Count the lines in the rows below that contain the string "Incidents", matching case exactly. Reply with the number alone.

================================

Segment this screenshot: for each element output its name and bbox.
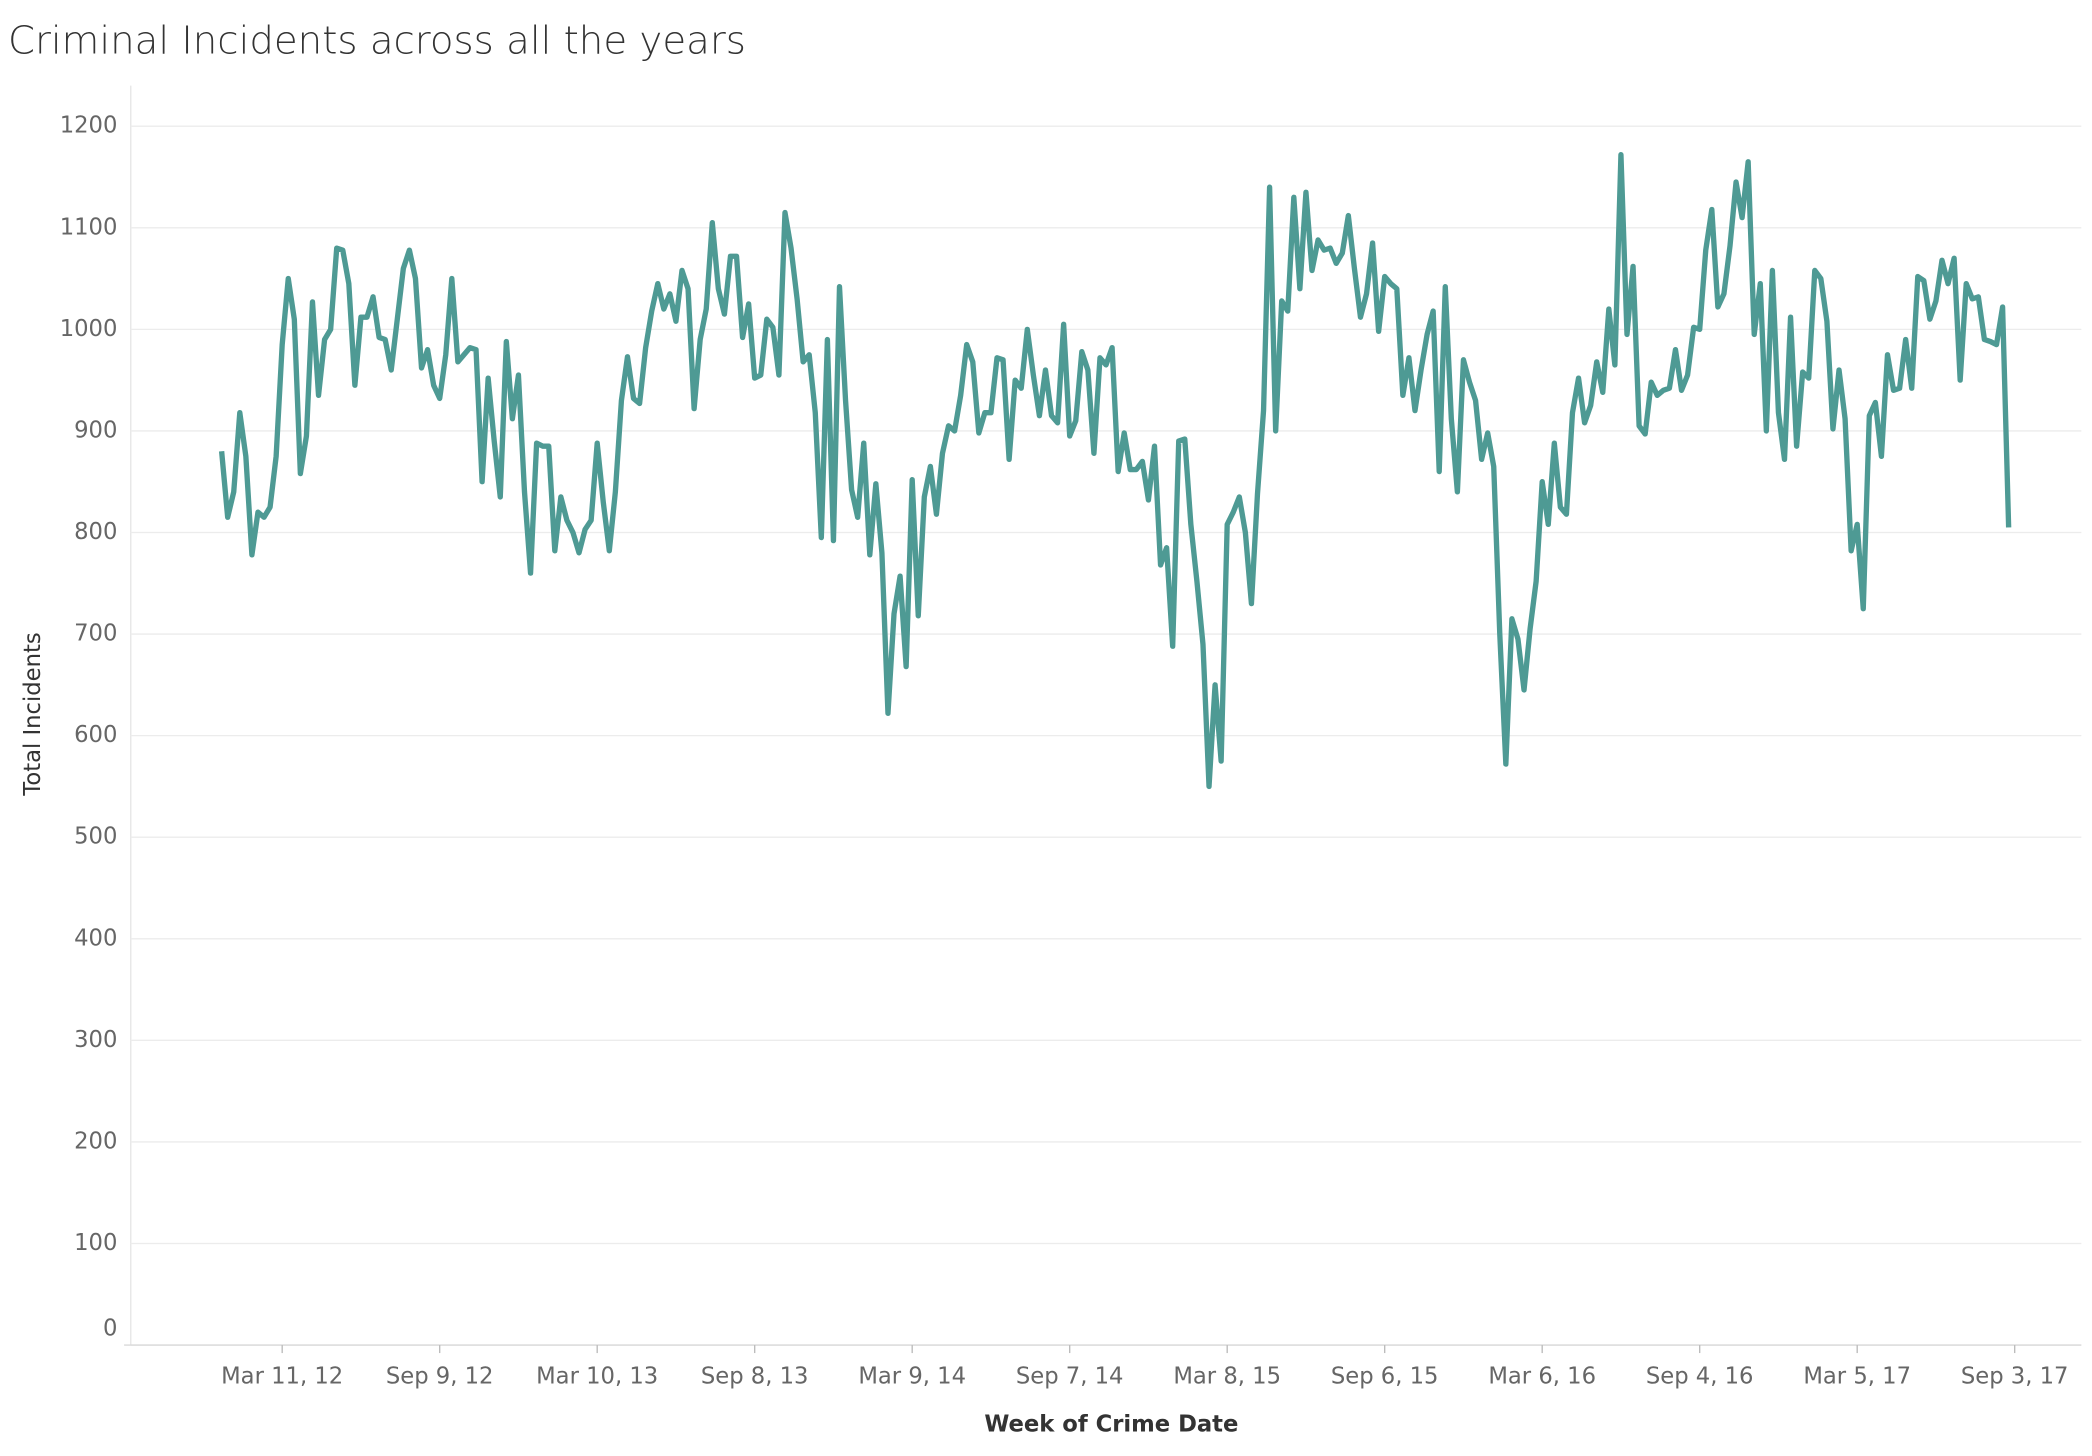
y-tick-label: 0 [103, 1316, 117, 1342]
y-tick-label: 600 [74, 722, 117, 748]
x-tick-label: Mar 11, 12 [221, 1364, 343, 1390]
x-tick-label: Sep 7, 14 [1016, 1364, 1124, 1390]
x-tick-label: Sep 8, 13 [701, 1364, 809, 1390]
y-tick-label: 500 [74, 824, 117, 850]
x-tick-label: Mar 6, 16 [1488, 1364, 1596, 1390]
y-tick-label: 900 [74, 417, 117, 443]
y-tick-label: 1100 [60, 214, 118, 240]
y-tick-label: 200 [74, 1128, 117, 1154]
x-tick-label: Sep 3, 17 [1961, 1364, 2069, 1390]
x-tick-label: Sep 9, 12 [386, 1364, 494, 1390]
y-tick-label: 800 [74, 519, 117, 545]
y-axis-title: Total Incidents [20, 632, 46, 796]
y-tick-label: 1200 [60, 113, 118, 139]
data-line [218, 151, 2012, 790]
y-tick-label: 100 [74, 1230, 117, 1256]
x-tick-label: Mar 10, 13 [536, 1364, 658, 1390]
y-tick-label: 300 [74, 1027, 117, 1053]
x-axis-title: Week of Crime Date [984, 1412, 1238, 1438]
x-tick-label: Mar 5, 17 [1803, 1364, 1911, 1390]
chart-title: Criminal Incidents across all the years [8, 18, 746, 63]
x-tick-label: Sep 4, 16 [1646, 1364, 1754, 1390]
y-tick-label: 700 [74, 621, 117, 647]
y-tick-label: 1000 [60, 316, 118, 342]
x-tick-label: Sep 6, 15 [1331, 1364, 1439, 1390]
x-tick-label: Mar 9, 14 [858, 1364, 966, 1390]
y-tick-label: 400 [74, 925, 117, 951]
x-tick-label: Mar 8, 15 [1173, 1364, 1281, 1390]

================================

= COMPLETE OUTPUT =
2